- [TASK DETAILS] Return every line of the data below that includes the string "ffffff".

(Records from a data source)

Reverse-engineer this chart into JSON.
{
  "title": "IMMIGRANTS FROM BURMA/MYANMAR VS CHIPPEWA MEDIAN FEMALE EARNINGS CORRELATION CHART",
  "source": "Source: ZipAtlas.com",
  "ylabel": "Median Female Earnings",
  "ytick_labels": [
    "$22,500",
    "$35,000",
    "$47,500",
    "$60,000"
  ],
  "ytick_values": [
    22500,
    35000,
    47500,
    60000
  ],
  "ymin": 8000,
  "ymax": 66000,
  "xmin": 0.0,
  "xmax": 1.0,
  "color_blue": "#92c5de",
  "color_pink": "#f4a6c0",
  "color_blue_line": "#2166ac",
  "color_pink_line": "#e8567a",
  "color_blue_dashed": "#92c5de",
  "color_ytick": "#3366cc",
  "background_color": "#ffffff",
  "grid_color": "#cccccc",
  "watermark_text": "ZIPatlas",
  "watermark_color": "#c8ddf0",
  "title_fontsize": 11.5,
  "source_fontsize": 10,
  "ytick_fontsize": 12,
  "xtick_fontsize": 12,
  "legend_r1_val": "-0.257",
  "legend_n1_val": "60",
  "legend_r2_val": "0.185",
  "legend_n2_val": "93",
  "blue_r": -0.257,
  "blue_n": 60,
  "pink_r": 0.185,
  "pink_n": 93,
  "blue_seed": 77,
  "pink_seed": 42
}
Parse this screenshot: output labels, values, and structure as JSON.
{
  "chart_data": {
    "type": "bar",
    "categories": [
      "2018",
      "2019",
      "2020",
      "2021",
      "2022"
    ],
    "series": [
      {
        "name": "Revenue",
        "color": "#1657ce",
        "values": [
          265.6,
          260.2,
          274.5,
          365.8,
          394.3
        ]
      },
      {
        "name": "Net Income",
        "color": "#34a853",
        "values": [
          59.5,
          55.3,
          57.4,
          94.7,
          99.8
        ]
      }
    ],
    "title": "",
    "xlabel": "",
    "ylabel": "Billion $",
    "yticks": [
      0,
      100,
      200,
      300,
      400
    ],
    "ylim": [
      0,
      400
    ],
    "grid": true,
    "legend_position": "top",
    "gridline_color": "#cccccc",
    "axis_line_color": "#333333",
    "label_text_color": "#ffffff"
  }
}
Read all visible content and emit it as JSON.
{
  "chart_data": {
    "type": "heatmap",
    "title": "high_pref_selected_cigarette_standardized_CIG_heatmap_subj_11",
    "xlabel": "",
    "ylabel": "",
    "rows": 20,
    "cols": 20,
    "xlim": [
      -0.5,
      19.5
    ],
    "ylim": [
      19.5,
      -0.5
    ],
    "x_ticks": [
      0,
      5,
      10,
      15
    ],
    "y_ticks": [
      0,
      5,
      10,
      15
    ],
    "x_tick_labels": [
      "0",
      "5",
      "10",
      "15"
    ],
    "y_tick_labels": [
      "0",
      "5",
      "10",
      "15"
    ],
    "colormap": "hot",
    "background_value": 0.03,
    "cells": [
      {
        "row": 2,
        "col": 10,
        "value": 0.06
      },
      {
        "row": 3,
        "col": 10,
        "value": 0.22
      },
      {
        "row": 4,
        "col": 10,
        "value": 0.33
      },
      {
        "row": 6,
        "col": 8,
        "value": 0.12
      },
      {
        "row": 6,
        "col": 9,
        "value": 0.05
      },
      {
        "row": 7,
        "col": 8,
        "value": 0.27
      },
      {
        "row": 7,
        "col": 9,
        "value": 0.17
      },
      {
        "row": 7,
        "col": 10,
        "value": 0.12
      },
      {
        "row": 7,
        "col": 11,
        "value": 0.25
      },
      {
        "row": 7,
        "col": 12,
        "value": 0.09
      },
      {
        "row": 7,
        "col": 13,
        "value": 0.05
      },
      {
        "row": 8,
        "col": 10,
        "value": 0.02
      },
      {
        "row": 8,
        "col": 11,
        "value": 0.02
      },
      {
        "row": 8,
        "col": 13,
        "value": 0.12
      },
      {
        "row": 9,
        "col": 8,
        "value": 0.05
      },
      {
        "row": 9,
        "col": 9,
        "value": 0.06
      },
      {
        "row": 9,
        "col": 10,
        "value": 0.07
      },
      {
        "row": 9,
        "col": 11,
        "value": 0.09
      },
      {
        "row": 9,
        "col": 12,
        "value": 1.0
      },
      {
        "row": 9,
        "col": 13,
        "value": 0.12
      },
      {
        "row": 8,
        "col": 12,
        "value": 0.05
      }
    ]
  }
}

- [TASK RESPONSE]
  "background_color": "#ffffff",
    "label_text_color": "#ffffff"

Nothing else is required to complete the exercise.